**PROBLEM**
For the material that follows, list every line containing the word "color".

**RECORDS SHOWN**
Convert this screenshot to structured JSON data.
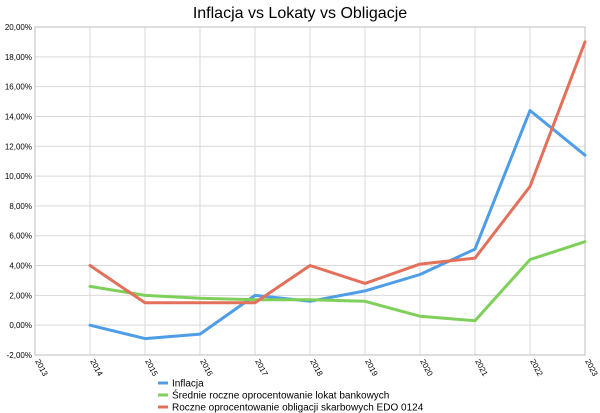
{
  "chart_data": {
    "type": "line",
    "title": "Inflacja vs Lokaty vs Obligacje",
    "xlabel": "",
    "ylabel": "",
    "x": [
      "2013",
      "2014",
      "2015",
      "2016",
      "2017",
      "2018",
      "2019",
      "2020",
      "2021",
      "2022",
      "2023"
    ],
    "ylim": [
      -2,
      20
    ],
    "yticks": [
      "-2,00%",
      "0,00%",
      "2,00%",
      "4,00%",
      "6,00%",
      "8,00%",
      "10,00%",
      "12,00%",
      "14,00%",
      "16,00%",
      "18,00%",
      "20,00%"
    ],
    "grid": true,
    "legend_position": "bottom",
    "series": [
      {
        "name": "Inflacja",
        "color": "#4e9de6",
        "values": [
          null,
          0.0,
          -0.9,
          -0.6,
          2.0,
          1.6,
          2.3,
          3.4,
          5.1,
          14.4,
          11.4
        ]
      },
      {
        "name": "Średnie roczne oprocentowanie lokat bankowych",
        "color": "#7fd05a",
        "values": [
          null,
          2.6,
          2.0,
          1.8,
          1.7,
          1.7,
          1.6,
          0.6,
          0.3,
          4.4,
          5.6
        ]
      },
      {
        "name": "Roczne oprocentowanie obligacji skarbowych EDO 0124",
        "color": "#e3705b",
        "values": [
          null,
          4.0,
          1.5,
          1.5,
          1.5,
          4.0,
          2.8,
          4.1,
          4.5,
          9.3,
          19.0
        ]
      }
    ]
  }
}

**SOLVED PROBLEM**
        "color": "#4e9de6",
        "color": "#7fd05a",
        "color": "#e3705b",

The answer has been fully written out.